▶ [Objective]:
Filter the listing and keep only the lines with the word "false".

▶ [Task input]:

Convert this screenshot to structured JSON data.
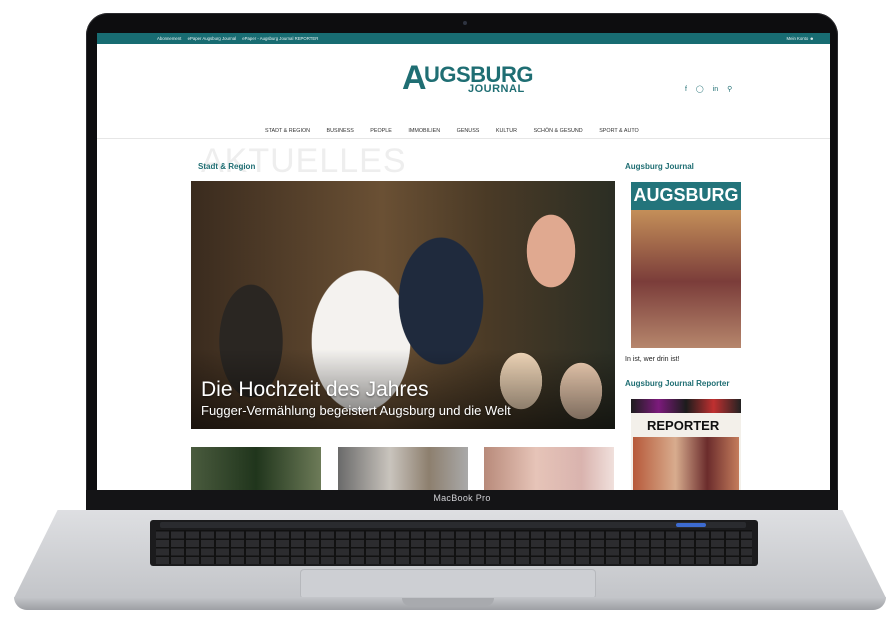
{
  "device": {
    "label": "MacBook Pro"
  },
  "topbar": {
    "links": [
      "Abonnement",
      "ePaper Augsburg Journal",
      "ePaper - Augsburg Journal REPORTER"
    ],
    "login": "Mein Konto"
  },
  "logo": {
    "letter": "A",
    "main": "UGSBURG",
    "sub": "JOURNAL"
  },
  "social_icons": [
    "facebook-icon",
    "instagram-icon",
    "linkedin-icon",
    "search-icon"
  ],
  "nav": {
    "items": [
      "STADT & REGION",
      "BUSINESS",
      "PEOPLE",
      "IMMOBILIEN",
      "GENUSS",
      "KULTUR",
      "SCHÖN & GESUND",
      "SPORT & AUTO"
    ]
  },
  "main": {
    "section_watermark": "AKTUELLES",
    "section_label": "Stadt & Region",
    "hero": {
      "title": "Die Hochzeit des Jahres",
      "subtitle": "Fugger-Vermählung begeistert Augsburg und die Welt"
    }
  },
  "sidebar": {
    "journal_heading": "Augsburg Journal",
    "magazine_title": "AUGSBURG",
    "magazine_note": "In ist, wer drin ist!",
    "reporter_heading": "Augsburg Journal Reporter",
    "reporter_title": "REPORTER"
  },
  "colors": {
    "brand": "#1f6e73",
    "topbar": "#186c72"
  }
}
--
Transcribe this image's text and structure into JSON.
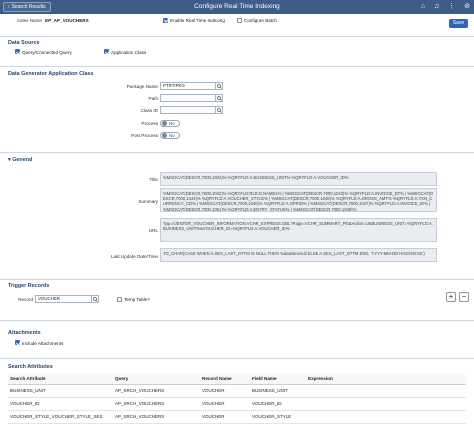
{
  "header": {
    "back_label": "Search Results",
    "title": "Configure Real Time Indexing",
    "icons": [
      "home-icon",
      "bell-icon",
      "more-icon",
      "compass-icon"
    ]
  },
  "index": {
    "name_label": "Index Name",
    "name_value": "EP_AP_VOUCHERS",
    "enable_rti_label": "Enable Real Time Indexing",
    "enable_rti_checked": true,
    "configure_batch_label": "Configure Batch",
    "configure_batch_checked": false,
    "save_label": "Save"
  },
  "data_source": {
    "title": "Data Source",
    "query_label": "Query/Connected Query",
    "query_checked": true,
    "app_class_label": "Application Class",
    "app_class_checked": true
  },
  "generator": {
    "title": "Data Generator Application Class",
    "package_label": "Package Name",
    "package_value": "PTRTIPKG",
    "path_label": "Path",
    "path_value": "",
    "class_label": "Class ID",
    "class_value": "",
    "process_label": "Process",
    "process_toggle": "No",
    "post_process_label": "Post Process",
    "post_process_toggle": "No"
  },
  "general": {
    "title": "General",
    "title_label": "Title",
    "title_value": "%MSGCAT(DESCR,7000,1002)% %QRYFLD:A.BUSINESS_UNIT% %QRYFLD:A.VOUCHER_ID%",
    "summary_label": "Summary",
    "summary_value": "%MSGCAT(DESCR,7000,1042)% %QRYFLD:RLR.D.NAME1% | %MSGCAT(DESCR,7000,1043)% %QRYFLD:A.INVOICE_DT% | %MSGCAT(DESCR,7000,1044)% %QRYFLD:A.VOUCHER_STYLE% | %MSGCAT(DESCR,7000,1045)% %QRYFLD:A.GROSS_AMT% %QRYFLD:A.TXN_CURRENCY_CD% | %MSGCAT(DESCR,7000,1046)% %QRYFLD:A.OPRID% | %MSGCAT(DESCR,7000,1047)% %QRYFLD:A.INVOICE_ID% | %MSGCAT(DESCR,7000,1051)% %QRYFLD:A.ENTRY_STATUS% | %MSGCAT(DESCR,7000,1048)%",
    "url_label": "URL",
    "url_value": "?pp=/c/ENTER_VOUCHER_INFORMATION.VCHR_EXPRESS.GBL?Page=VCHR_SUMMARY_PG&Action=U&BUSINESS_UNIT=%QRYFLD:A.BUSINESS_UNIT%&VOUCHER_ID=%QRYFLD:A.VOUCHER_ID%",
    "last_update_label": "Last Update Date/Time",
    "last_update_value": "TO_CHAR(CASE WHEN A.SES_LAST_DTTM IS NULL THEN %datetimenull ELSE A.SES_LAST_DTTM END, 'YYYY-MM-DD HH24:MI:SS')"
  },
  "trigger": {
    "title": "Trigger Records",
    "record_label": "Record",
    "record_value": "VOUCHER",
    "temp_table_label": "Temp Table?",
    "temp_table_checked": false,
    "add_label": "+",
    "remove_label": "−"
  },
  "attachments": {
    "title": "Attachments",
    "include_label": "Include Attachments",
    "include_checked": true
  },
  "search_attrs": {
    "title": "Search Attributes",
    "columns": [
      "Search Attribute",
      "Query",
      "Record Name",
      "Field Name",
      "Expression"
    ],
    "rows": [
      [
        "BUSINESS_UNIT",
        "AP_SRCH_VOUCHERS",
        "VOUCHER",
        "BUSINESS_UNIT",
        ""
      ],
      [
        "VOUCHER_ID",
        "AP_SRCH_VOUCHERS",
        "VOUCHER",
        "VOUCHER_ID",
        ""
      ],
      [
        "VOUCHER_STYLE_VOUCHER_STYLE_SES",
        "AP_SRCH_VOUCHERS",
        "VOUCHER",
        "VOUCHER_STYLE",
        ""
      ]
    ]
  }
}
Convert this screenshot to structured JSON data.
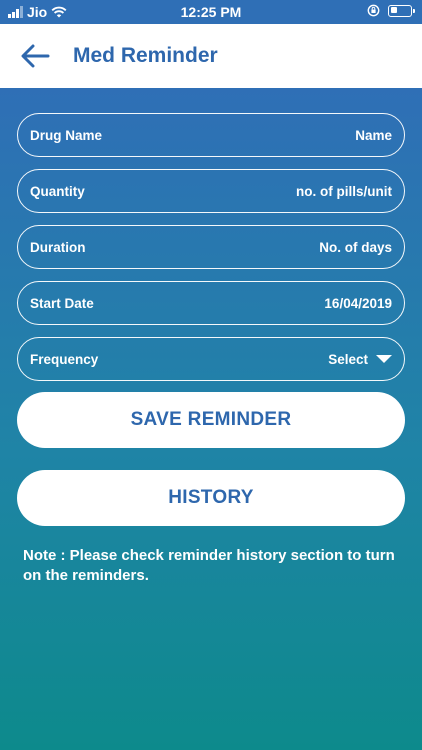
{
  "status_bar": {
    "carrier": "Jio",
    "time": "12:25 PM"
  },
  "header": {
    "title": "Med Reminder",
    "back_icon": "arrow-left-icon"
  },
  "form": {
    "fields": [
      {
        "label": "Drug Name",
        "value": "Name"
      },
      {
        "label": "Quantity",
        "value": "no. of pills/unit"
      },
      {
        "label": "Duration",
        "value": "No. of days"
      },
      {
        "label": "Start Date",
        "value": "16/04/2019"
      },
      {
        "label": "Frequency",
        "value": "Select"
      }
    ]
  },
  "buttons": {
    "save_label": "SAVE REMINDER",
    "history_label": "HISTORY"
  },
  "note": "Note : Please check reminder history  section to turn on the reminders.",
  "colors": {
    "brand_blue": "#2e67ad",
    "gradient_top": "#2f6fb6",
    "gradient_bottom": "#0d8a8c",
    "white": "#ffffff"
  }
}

▶ [Exercise result]:
    "configure_batch_checked": false,
    "temp_table_checked": false,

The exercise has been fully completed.